What is being asked: Would you copy out the whole listing exactly as given?

[Begin]

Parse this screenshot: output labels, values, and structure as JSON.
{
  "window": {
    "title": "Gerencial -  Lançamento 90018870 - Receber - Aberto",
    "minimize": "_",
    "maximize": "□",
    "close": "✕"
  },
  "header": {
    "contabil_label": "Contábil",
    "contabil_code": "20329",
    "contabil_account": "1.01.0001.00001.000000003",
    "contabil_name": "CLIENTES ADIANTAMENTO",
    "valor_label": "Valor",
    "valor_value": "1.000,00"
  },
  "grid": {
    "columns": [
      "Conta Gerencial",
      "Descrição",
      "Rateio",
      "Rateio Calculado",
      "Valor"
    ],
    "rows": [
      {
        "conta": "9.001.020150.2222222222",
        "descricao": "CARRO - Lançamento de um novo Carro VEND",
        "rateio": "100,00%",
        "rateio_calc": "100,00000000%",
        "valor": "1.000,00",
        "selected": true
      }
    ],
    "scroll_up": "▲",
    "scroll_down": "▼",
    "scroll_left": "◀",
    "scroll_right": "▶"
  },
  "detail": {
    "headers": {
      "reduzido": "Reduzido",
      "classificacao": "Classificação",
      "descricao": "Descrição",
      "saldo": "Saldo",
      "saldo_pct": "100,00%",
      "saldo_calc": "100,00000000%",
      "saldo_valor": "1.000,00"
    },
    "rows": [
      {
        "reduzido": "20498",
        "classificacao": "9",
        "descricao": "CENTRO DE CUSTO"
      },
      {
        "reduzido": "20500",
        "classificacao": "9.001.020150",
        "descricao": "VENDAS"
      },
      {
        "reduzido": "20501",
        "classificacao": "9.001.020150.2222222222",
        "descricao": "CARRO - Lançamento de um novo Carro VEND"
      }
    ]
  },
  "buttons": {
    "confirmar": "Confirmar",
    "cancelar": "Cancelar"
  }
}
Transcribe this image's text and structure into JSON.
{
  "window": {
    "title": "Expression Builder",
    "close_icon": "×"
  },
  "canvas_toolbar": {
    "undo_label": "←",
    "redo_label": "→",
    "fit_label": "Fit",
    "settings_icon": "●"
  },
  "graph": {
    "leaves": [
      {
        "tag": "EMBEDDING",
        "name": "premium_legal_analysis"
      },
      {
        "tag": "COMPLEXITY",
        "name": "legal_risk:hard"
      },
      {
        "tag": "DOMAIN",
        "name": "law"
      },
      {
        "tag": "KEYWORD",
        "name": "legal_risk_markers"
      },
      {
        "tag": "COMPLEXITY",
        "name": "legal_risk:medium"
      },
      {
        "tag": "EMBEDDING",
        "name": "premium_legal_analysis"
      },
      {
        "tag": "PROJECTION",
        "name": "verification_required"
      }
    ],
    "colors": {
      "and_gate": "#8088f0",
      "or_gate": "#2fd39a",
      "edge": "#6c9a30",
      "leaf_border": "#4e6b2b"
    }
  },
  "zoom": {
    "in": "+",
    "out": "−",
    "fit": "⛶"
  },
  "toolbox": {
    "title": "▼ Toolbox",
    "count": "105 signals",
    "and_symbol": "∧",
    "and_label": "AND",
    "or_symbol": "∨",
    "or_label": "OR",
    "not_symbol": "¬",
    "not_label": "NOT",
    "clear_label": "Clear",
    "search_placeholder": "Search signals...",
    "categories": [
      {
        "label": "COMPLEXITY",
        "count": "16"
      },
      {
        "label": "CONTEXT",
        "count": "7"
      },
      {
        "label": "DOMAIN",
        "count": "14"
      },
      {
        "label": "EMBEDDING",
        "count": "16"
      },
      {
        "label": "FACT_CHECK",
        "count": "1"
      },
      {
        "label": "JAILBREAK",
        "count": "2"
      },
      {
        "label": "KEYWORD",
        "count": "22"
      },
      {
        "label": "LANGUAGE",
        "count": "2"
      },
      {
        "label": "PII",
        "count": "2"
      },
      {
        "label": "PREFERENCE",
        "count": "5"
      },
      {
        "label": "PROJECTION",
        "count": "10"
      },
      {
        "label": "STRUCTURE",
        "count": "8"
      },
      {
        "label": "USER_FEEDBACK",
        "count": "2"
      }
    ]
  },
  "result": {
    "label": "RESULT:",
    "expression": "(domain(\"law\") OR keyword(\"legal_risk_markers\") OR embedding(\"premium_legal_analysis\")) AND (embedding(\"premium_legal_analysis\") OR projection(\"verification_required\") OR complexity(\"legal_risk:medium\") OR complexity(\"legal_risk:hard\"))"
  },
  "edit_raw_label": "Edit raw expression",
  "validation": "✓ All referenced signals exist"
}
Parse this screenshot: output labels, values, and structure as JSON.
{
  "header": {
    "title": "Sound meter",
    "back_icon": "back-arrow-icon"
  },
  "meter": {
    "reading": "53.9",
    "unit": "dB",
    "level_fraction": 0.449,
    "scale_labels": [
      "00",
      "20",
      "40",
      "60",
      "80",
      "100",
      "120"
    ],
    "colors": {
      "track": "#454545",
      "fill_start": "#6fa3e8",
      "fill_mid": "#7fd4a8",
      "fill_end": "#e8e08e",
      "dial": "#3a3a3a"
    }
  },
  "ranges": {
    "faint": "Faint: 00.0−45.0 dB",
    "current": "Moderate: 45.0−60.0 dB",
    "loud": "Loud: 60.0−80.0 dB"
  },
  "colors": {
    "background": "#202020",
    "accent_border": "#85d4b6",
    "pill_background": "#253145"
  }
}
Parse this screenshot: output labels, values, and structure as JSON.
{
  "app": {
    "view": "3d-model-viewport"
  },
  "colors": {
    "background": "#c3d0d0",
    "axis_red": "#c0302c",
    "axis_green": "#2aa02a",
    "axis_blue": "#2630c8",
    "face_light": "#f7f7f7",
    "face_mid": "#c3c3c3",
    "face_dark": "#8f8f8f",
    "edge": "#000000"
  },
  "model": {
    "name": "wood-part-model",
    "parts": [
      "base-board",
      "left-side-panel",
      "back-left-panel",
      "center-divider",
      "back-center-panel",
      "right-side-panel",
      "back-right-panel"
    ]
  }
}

[End]

Answer to the problem:
Parse this screenshot: output labels, values, and structure as JSON.
{
  "window": {
    "title": "Gerencial -  Lançamento 90018870 - Receber - Aberto",
    "minimize": "_",
    "maximize": "□",
    "close": "✕"
  },
  "header": {
    "contabil_label": "Contábil",
    "contabil_code": "20329",
    "contabil_account": "1.01.0001.00001.000000003",
    "contabil_name": "CLIENTES ADIANTAMENTO",
    "valor_label": "Valor",
    "valor_value": "1.000,00"
  },
  "grid": {
    "columns": [
      "Conta Gerencial",
      "Descrição",
      "Rateio",
      "Rateio Calculado",
      "Valor"
    ],
    "rows": [
      {
        "conta": "9.001.020150.2222222222",
        "descricao": "CARRO - Lançamento de um novo Carro VEND",
        "rateio": "100,00%",
        "rateio_calc": "100,00000000%",
        "valor": "1.000,00",
        "selected": true
      }
    ],
    "scroll_up": "▲",
    "scroll_down": "▼",
    "scroll_left": "◀",
    "scroll_right": "▶"
  },
  "detail": {
    "headers": {
      "reduzido": "Reduzido",
      "classificacao": "Classificação",
      "descricao": "Descrição",
      "saldo": "Saldo",
      "saldo_pct": "100,00%",
      "saldo_calc": "100,00000000%",
      "saldo_valor": "1.000,00"
    },
    "rows": [
      {
        "reduzido": "20498",
        "classificacao": "9",
        "descricao": "CENTRO DE CUSTO"
      },
      {
        "reduzido": "20500",
        "classificacao": "9.001.020150",
        "descricao": "VENDAS"
      },
      {
        "reduzido": "20501",
        "classificacao": "9.001.020150.2222222222",
        "descricao": "CARRO - Lançamento de um novo Carro VEND"
      }
    ]
  },
  "buttons": {
    "confirmar": "Confirmar",
    "cancelar": "Cancelar"
  }
}
Transcribe this image's text and structure into JSON.
{
  "window": {
    "title": "Expression Builder",
    "close_icon": "×"
  },
  "canvas_toolbar": {
    "undo_label": "←",
    "redo_label": "→",
    "fit_label": "Fit",
    "settings_icon": "●"
  },
  "graph": {
    "leaves": [
      {
        "tag": "EMBEDDING",
        "name": "premium_legal_analysis"
      },
      {
        "tag": "COMPLEXITY",
        "name": "legal_risk:hard"
      },
      {
        "tag": "DOMAIN",
        "name": "law"
      },
      {
        "tag": "KEYWORD",
        "name": "legal_risk_markers"
      },
      {
        "tag": "COMPLEXITY",
        "name": "legal_risk:medium"
      },
      {
        "tag": "EMBEDDING",
        "name": "premium_legal_analysis"
      },
      {
        "tag": "PROJECTION",
        "name": "verification_required"
      }
    ],
    "colors": {
      "and_gate": "#8088f0",
      "or_gate": "#2fd39a",
      "edge": "#6c9a30",
      "leaf_border": "#4e6b2b"
    }
  },
  "zoom": {
    "in": "+",
    "out": "−",
    "fit": "⛶"
  },
  "toolbox": {
    "title": "▼ Toolbox",
    "count": "105 signals",
    "and_symbol": "∧",
    "and_label": "AND",
    "or_symbol": "∨",
    "or_label": "OR",
    "not_symbol": "¬",
    "not_label": "NOT",
    "clear_label": "Clear",
    "search_placeholder": "Search signals...",
    "categories": [
      {
        "label": "COMPLEXITY",
        "count": "16"
      },
      {
        "label": "CONTEXT",
        "count": "7"
      },
      {
        "label": "DOMAIN",
        "count": "14"
      },
      {
        "label": "EMBEDDING",
        "count": "16"
      },
      {
        "label": "FACT_CHECK",
        "count": "1"
      },
      {
        "label": "JAILBREAK",
        "count": "2"
      },
      {
        "label": "KEYWORD",
        "count": "22"
      },
      {
        "label": "LANGUAGE",
        "count": "2"
      },
      {
        "label": "PII",
        "count": "2"
      },
      {
        "label": "PREFERENCE",
        "count": "5"
      },
      {
        "label": "PROJECTION",
        "count": "10"
      },
      {
        "label": "STRUCTURE",
        "count": "8"
      },
      {
        "label": "USER_FEEDBACK",
        "count": "2"
      }
    ]
  },
  "result": {
    "label": "RESULT:",
    "expression": "(domain(\"law\") OR keyword(\"legal_risk_markers\") OR embedding(\"premium_legal_analysis\")) AND (embedding(\"premium_legal_analysis\") OR projection(\"verification_required\") OR complexity(\"legal_risk:medium\") OR complexity(\"legal_risk:hard\"))"
  },
  "edit_raw_label": "Edit raw expression",
  "validation": "✓ All referenced signals exist"
}
Parse this screenshot: output labels, values, and structure as JSON.
{
  "header": {
    "title": "Sound meter",
    "back_icon": "back-arrow-icon"
  },
  "meter": {
    "reading": "53.9",
    "unit": "dB",
    "level_fraction": 0.449,
    "scale_labels": [
      "00",
      "20",
      "40",
      "60",
      "80",
      "100",
      "120"
    ],
    "colors": {
      "track": "#454545",
      "fill_start": "#6fa3e8",
      "fill_mid": "#7fd4a8",
      "fill_end": "#e8e08e",
      "dial": "#3a3a3a"
    }
  },
  "ranges": {
    "faint": "Faint: 00.0−45.0 dB",
    "current": "Moderate: 45.0−60.0 dB",
    "loud": "Loud: 60.0−80.0 dB"
  },
  "colors": {
    "background": "#202020",
    "accent_border": "#85d4b6",
    "pill_background": "#253145"
  }
}
Parse this screenshot: output labels, values, and structure as JSON.
{
  "app": {
    "view": "3d-model-viewport"
  },
  "colors": {
    "background": "#c3d0d0",
    "axis_red": "#c0302c",
    "axis_green": "#2aa02a",
    "axis_blue": "#2630c8",
    "face_light": "#f7f7f7",
    "face_mid": "#c3c3c3",
    "face_dark": "#8f8f8f",
    "edge": "#000000"
  },
  "model": {
    "name": "wood-part-model",
    "parts": [
      "base-board",
      "left-side-panel",
      "back-left-panel",
      "center-divider",
      "back-center-panel",
      "right-side-panel",
      "back-right-panel"
    ]
  }
}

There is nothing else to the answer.